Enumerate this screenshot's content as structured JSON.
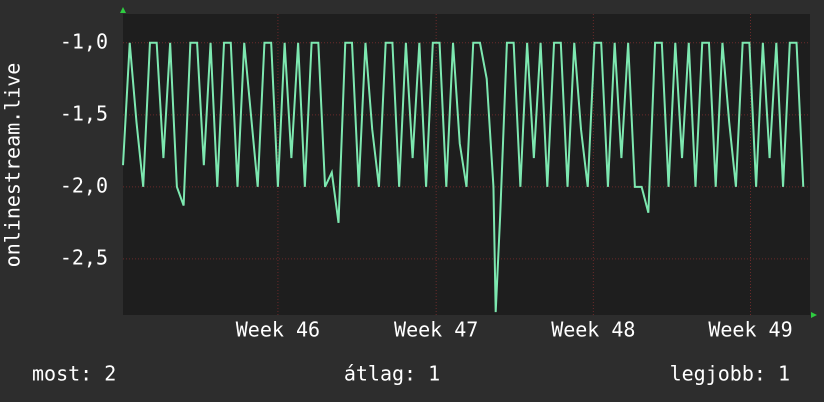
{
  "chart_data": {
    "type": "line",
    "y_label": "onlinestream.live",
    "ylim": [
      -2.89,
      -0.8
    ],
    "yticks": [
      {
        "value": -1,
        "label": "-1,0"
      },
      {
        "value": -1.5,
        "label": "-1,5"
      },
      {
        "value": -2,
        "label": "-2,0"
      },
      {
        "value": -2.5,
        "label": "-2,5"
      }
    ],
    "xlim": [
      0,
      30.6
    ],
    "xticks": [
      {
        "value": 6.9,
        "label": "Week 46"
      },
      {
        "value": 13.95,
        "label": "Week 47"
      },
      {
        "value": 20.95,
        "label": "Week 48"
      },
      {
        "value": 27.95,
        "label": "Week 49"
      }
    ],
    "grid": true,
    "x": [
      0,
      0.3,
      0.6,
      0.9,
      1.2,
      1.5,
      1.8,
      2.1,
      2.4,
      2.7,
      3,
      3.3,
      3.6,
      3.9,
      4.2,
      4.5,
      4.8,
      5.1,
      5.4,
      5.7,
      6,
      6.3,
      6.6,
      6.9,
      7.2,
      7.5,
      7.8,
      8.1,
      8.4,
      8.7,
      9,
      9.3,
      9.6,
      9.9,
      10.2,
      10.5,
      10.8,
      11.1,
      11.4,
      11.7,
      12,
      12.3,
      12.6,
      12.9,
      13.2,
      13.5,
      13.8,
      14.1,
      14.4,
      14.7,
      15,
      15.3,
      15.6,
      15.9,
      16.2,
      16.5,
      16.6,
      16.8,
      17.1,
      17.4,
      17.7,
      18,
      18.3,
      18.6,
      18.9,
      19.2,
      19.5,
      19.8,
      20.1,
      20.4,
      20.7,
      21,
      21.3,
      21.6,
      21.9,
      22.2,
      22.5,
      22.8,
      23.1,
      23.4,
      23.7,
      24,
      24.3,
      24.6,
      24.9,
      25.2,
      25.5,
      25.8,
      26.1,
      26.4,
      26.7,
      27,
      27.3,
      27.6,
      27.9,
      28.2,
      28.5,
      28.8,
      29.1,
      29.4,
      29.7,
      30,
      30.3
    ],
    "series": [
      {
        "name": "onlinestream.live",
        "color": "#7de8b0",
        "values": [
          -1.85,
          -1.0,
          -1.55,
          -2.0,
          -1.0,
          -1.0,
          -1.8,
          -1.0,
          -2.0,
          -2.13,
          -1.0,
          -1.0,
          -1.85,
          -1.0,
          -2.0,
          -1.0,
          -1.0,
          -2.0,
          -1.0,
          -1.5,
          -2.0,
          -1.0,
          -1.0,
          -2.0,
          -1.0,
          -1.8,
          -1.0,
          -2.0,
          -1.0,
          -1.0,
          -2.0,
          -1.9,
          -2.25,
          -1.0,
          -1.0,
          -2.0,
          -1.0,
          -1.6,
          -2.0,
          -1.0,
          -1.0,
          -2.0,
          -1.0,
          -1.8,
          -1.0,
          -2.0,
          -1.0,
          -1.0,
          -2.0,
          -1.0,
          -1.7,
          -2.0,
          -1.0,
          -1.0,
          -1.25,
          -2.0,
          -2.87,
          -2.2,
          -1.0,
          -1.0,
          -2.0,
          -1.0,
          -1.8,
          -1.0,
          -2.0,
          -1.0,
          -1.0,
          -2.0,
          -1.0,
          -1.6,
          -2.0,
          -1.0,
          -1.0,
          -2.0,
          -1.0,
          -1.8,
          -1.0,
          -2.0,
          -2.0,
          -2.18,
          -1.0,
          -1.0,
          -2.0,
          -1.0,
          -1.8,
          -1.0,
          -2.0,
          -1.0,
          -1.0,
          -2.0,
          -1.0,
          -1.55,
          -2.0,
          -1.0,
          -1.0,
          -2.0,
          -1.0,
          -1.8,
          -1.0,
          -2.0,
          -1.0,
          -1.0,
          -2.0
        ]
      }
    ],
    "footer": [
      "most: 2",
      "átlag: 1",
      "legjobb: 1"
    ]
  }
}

#### TASK STATEMENT:
Write the listing above out again exactly, dropping each image.

#### TASK OUTPUT:
Enumerate this screenshot's content as structured JSON.
{
  "chart_data": {
    "type": "line",
    "y_label": "onlinestream.live",
    "ylim": [
      -2.89,
      -0.8
    ],
    "yticks": [
      {
        "value": -1,
        "label": "-1,0"
      },
      {
        "value": -1.5,
        "label": "-1,5"
      },
      {
        "value": -2,
        "label": "-2,0"
      },
      {
        "value": -2.5,
        "label": "-2,5"
      }
    ],
    "xlim": [
      0,
      30.6
    ],
    "xticks": [
      {
        "value": 6.9,
        "label": "Week 46"
      },
      {
        "value": 13.95,
        "label": "Week 47"
      },
      {
        "value": 20.95,
        "label": "Week 48"
      },
      {
        "value": 27.95,
        "label": "Week 49"
      }
    ],
    "grid": true,
    "x": [
      0,
      0.3,
      0.6,
      0.9,
      1.2,
      1.5,
      1.8,
      2.1,
      2.4,
      2.7,
      3,
      3.3,
      3.6,
      3.9,
      4.2,
      4.5,
      4.8,
      5.1,
      5.4,
      5.7,
      6,
      6.3,
      6.6,
      6.9,
      7.2,
      7.5,
      7.8,
      8.1,
      8.4,
      8.7,
      9,
      9.3,
      9.6,
      9.9,
      10.2,
      10.5,
      10.8,
      11.1,
      11.4,
      11.7,
      12,
      12.3,
      12.6,
      12.9,
      13.2,
      13.5,
      13.8,
      14.1,
      14.4,
      14.7,
      15,
      15.3,
      15.6,
      15.9,
      16.2,
      16.5,
      16.6,
      16.8,
      17.1,
      17.4,
      17.7,
      18,
      18.3,
      18.6,
      18.9,
      19.2,
      19.5,
      19.8,
      20.1,
      20.4,
      20.7,
      21,
      21.3,
      21.6,
      21.9,
      22.2,
      22.5,
      22.8,
      23.1,
      23.4,
      23.7,
      24,
      24.3,
      24.6,
      24.9,
      25.2,
      25.5,
      25.8,
      26.1,
      26.4,
      26.7,
      27,
      27.3,
      27.6,
      27.9,
      28.2,
      28.5,
      28.8,
      29.1,
      29.4,
      29.7,
      30,
      30.3
    ],
    "series": [
      {
        "name": "onlinestream.live",
        "color": "#7de8b0",
        "values": [
          -1.85,
          -1.0,
          -1.55,
          -2.0,
          -1.0,
          -1.0,
          -1.8,
          -1.0,
          -2.0,
          -2.13,
          -1.0,
          -1.0,
          -1.85,
          -1.0,
          -2.0,
          -1.0,
          -1.0,
          -2.0,
          -1.0,
          -1.5,
          -2.0,
          -1.0,
          -1.0,
          -2.0,
          -1.0,
          -1.8,
          -1.0,
          -2.0,
          -1.0,
          -1.0,
          -2.0,
          -1.9,
          -2.25,
          -1.0,
          -1.0,
          -2.0,
          -1.0,
          -1.6,
          -2.0,
          -1.0,
          -1.0,
          -2.0,
          -1.0,
          -1.8,
          -1.0,
          -2.0,
          -1.0,
          -1.0,
          -2.0,
          -1.0,
          -1.7,
          -2.0,
          -1.0,
          -1.0,
          -1.25,
          -2.0,
          -2.87,
          -2.2,
          -1.0,
          -1.0,
          -2.0,
          -1.0,
          -1.8,
          -1.0,
          -2.0,
          -1.0,
          -1.0,
          -2.0,
          -1.0,
          -1.6,
          -2.0,
          -1.0,
          -1.0,
          -2.0,
          -1.0,
          -1.8,
          -1.0,
          -2.0,
          -2.0,
          -2.18,
          -1.0,
          -1.0,
          -2.0,
          -1.0,
          -1.8,
          -1.0,
          -2.0,
          -1.0,
          -1.0,
          -2.0,
          -1.0,
          -1.55,
          -2.0,
          -1.0,
          -1.0,
          -2.0,
          -1.0,
          -1.8,
          -1.0,
          -2.0,
          -1.0,
          -1.0,
          -2.0
        ]
      }
    ],
    "footer": [
      "most: 2",
      "átlag: 1",
      "legjobb: 1"
    ]
  }
}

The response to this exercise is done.